▸ RECORDS FOR THIS TASK:
==================================================
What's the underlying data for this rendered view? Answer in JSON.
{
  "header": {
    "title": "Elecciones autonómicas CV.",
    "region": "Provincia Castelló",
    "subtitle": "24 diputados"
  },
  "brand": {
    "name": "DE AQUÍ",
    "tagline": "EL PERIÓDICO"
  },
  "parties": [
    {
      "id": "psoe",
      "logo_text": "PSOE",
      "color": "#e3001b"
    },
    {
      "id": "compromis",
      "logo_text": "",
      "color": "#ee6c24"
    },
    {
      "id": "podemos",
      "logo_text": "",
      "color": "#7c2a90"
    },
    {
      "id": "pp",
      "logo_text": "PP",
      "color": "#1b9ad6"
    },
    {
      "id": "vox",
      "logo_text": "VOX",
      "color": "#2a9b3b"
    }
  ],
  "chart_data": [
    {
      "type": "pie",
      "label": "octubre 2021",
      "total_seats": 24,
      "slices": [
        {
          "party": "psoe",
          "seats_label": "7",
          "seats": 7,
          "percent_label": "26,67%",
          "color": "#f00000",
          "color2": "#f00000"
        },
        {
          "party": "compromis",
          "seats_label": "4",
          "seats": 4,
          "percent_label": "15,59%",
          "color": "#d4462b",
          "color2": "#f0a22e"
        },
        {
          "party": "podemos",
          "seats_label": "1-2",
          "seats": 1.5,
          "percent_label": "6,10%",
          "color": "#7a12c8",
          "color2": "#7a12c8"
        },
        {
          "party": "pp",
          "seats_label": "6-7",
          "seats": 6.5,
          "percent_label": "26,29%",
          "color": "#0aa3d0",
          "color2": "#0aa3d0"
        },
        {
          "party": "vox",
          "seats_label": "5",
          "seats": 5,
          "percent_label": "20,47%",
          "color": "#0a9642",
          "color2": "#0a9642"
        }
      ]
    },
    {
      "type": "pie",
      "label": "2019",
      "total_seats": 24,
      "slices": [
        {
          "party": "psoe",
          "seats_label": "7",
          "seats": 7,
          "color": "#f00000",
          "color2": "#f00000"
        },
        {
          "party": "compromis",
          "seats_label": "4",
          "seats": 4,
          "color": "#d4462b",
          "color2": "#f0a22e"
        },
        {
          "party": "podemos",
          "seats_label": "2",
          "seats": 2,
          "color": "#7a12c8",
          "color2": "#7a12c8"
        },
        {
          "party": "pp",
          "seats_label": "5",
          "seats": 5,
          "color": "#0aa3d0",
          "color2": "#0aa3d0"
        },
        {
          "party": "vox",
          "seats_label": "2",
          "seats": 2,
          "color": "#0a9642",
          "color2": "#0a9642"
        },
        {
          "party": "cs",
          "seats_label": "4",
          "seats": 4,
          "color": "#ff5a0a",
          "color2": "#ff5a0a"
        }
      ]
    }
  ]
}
==================================================
▸ TASK BRIEF: Nothing should be left out: repeat all of the data exactly.

▸ OUTPUT OF THE TASK:
What's the underlying data for this rendered view? Answer in JSON.
{
  "header": {
    "title": "Elecciones autonómicas CV.",
    "region": "Provincia Castelló",
    "subtitle": "24 diputados"
  },
  "brand": {
    "name": "DE AQUÍ",
    "tagline": "EL PERIÓDICO"
  },
  "parties": [
    {
      "id": "psoe",
      "logo_text": "PSOE",
      "color": "#e3001b"
    },
    {
      "id": "compromis",
      "logo_text": "",
      "color": "#ee6c24"
    },
    {
      "id": "podemos",
      "logo_text": "",
      "color": "#7c2a90"
    },
    {
      "id": "pp",
      "logo_text": "PP",
      "color": "#1b9ad6"
    },
    {
      "id": "vox",
      "logo_text": "VOX",
      "color": "#2a9b3b"
    }
  ],
  "chart_data": [
    {
      "type": "pie",
      "label": "octubre 2021",
      "total_seats": 24,
      "slices": [
        {
          "party": "psoe",
          "seats_label": "7",
          "seats": 7,
          "percent_label": "26,67%",
          "color": "#f00000",
          "color2": "#f00000"
        },
        {
          "party": "compromis",
          "seats_label": "4",
          "seats": 4,
          "percent_label": "15,59%",
          "color": "#d4462b",
          "color2": "#f0a22e"
        },
        {
          "party": "podemos",
          "seats_label": "1-2",
          "seats": 1.5,
          "percent_label": "6,10%",
          "color": "#7a12c8",
          "color2": "#7a12c8"
        },
        {
          "party": "pp",
          "seats_label": "6-7",
          "seats": 6.5,
          "percent_label": "26,29%",
          "color": "#0aa3d0",
          "color2": "#0aa3d0"
        },
        {
          "party": "vox",
          "seats_label": "5",
          "seats": 5,
          "percent_label": "20,47%",
          "color": "#0a9642",
          "color2": "#0a9642"
        }
      ]
    },
    {
      "type": "pie",
      "label": "2019",
      "total_seats": 24,
      "slices": [
        {
          "party": "psoe",
          "seats_label": "7",
          "seats": 7,
          "color": "#f00000",
          "color2": "#f00000"
        },
        {
          "party": "compromis",
          "seats_label": "4",
          "seats": 4,
          "color": "#d4462b",
          "color2": "#f0a22e"
        },
        {
          "party": "podemos",
          "seats_label": "2",
          "seats": 2,
          "color": "#7a12c8",
          "color2": "#7a12c8"
        },
        {
          "party": "pp",
          "seats_label": "5",
          "seats": 5,
          "color": "#0aa3d0",
          "color2": "#0aa3d0"
        },
        {
          "party": "vox",
          "seats_label": "2",
          "seats": 2,
          "color": "#0a9642",
          "color2": "#0a9642"
        },
        {
          "party": "cs",
          "seats_label": "4",
          "seats": 4,
          "color": "#ff5a0a",
          "color2": "#ff5a0a"
        }
      ]
    }
  ]
}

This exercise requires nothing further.